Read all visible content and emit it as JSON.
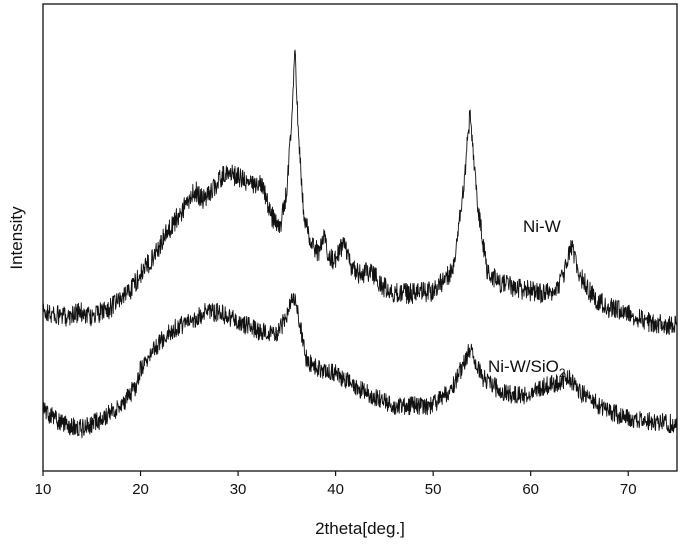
{
  "chart_data": {
    "type": "line",
    "xlabel": "2theta[deg.]",
    "ylabel": "Intensity",
    "xlim": [
      10,
      75
    ],
    "ylim": [
      0,
      100
    ],
    "x_ticks": [
      10,
      20,
      30,
      40,
      50,
      60,
      70
    ],
    "y_ticks_shown": false,
    "grid": false,
    "series": [
      {
        "name": "Ni-W",
        "label_main": "Ni-W",
        "label_sub": "",
        "noise": 2.2,
        "points": [
          [
            10,
            34
          ],
          [
            12,
            33
          ],
          [
            14,
            34
          ],
          [
            15,
            33
          ],
          [
            17,
            35
          ],
          [
            19,
            39
          ],
          [
            21,
            45
          ],
          [
            23,
            52
          ],
          [
            25,
            58
          ],
          [
            25.6,
            60
          ],
          [
            26.5,
            58
          ],
          [
            28,
            62
          ],
          [
            28.8,
            64
          ],
          [
            30,
            63
          ],
          [
            31.5,
            61
          ],
          [
            32.5,
            62
          ],
          [
            33.3,
            55
          ],
          [
            34.3,
            52
          ],
          [
            35,
            60
          ],
          [
            35.5,
            75
          ],
          [
            35.8,
            91
          ],
          [
            36.1,
            76
          ],
          [
            36.7,
            56
          ],
          [
            37.5,
            48
          ],
          [
            38.3,
            47
          ],
          [
            38.8,
            50
          ],
          [
            39.3,
            46
          ],
          [
            40,
            45
          ],
          [
            40.8,
            49
          ],
          [
            41.5,
            44
          ],
          [
            42.5,
            42
          ],
          [
            43.7,
            43
          ],
          [
            44.5,
            40
          ],
          [
            46,
            38
          ],
          [
            48,
            38
          ],
          [
            50,
            38.5
          ],
          [
            52,
            43
          ],
          [
            53,
            58
          ],
          [
            53.8,
            77
          ],
          [
            54.5,
            58
          ],
          [
            55.5,
            43
          ],
          [
            57,
            40
          ],
          [
            59,
            39
          ],
          [
            61,
            38
          ],
          [
            62.5,
            38
          ],
          [
            63.5,
            43
          ],
          [
            64.2,
            48
          ],
          [
            65,
            42
          ],
          [
            66.5,
            37
          ],
          [
            68,
            35
          ],
          [
            70,
            34
          ],
          [
            72,
            32
          ],
          [
            75,
            31
          ]
        ]
      },
      {
        "name": "Ni-W/SiO2",
        "label_main": "Ni-W/SiO",
        "label_sub": "2",
        "noise": 2.0,
        "points": [
          [
            10,
            13
          ],
          [
            12,
            10
          ],
          [
            14,
            9
          ],
          [
            16,
            11
          ],
          [
            18,
            14
          ],
          [
            19.5,
            18
          ],
          [
            20,
            22
          ],
          [
            21,
            25
          ],
          [
            23,
            30
          ],
          [
            25,
            32
          ],
          [
            26.7,
            34
          ],
          [
            28,
            34
          ],
          [
            30,
            32
          ],
          [
            32,
            30
          ],
          [
            34,
            29
          ],
          [
            35.1,
            34
          ],
          [
            35.6,
            38
          ],
          [
            36.2,
            33
          ],
          [
            37,
            24
          ],
          [
            38,
            22
          ],
          [
            40,
            21
          ],
          [
            42,
            18
          ],
          [
            44,
            16
          ],
          [
            46,
            14
          ],
          [
            48,
            14
          ],
          [
            50,
            14
          ],
          [
            52,
            18
          ],
          [
            53.8,
            26
          ],
          [
            55,
            20
          ],
          [
            57,
            17
          ],
          [
            59,
            16
          ],
          [
            61,
            18
          ],
          [
            63,
            19
          ],
          [
            64,
            20
          ],
          [
            65,
            17
          ],
          [
            67,
            14
          ],
          [
            69,
            12
          ],
          [
            71,
            11
          ],
          [
            75,
            10
          ]
        ]
      }
    ]
  }
}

□ □ □ □ □ □ □

** Description of the task **
All of the material above is to be copied exactly, except for its images.

** Output for this exercise **
Read all visible content and emit it as JSON.
{
  "chart_data": {
    "type": "line",
    "xlabel": "2theta[deg.]",
    "ylabel": "Intensity",
    "xlim": [
      10,
      75
    ],
    "ylim": [
      0,
      100
    ],
    "x_ticks": [
      10,
      20,
      30,
      40,
      50,
      60,
      70
    ],
    "y_ticks_shown": false,
    "grid": false,
    "series": [
      {
        "name": "Ni-W",
        "label_main": "Ni-W",
        "label_sub": "",
        "noise": 2.2,
        "points": [
          [
            10,
            34
          ],
          [
            12,
            33
          ],
          [
            14,
            34
          ],
          [
            15,
            33
          ],
          [
            17,
            35
          ],
          [
            19,
            39
          ],
          [
            21,
            45
          ],
          [
            23,
            52
          ],
          [
            25,
            58
          ],
          [
            25.6,
            60
          ],
          [
            26.5,
            58
          ],
          [
            28,
            62
          ],
          [
            28.8,
            64
          ],
          [
            30,
            63
          ],
          [
            31.5,
            61
          ],
          [
            32.5,
            62
          ],
          [
            33.3,
            55
          ],
          [
            34.3,
            52
          ],
          [
            35,
            60
          ],
          [
            35.5,
            75
          ],
          [
            35.8,
            91
          ],
          [
            36.1,
            76
          ],
          [
            36.7,
            56
          ],
          [
            37.5,
            48
          ],
          [
            38.3,
            47
          ],
          [
            38.8,
            50
          ],
          [
            39.3,
            46
          ],
          [
            40,
            45
          ],
          [
            40.8,
            49
          ],
          [
            41.5,
            44
          ],
          [
            42.5,
            42
          ],
          [
            43.7,
            43
          ],
          [
            44.5,
            40
          ],
          [
            46,
            38
          ],
          [
            48,
            38
          ],
          [
            50,
            38.5
          ],
          [
            52,
            43
          ],
          [
            53,
            58
          ],
          [
            53.8,
            77
          ],
          [
            54.5,
            58
          ],
          [
            55.5,
            43
          ],
          [
            57,
            40
          ],
          [
            59,
            39
          ],
          [
            61,
            38
          ],
          [
            62.5,
            38
          ],
          [
            63.5,
            43
          ],
          [
            64.2,
            48
          ],
          [
            65,
            42
          ],
          [
            66.5,
            37
          ],
          [
            68,
            35
          ],
          [
            70,
            34
          ],
          [
            72,
            32
          ],
          [
            75,
            31
          ]
        ]
      },
      {
        "name": "Ni-W/SiO2",
        "label_main": "Ni-W/SiO",
        "label_sub": "2",
        "noise": 2.0,
        "points": [
          [
            10,
            13
          ],
          [
            12,
            10
          ],
          [
            14,
            9
          ],
          [
            16,
            11
          ],
          [
            18,
            14
          ],
          [
            19.5,
            18
          ],
          [
            20,
            22
          ],
          [
            21,
            25
          ],
          [
            23,
            30
          ],
          [
            25,
            32
          ],
          [
            26.7,
            34
          ],
          [
            28,
            34
          ],
          [
            30,
            32
          ],
          [
            32,
            30
          ],
          [
            34,
            29
          ],
          [
            35.1,
            34
          ],
          [
            35.6,
            38
          ],
          [
            36.2,
            33
          ],
          [
            37,
            24
          ],
          [
            38,
            22
          ],
          [
            40,
            21
          ],
          [
            42,
            18
          ],
          [
            44,
            16
          ],
          [
            46,
            14
          ],
          [
            48,
            14
          ],
          [
            50,
            14
          ],
          [
            52,
            18
          ],
          [
            53.8,
            26
          ],
          [
            55,
            20
          ],
          [
            57,
            17
          ],
          [
            59,
            16
          ],
          [
            61,
            18
          ],
          [
            63,
            19
          ],
          [
            64,
            20
          ],
          [
            65,
            17
          ],
          [
            67,
            14
          ],
          [
            69,
            12
          ],
          [
            71,
            11
          ],
          [
            75,
            10
          ]
        ]
      }
    ]
  }
}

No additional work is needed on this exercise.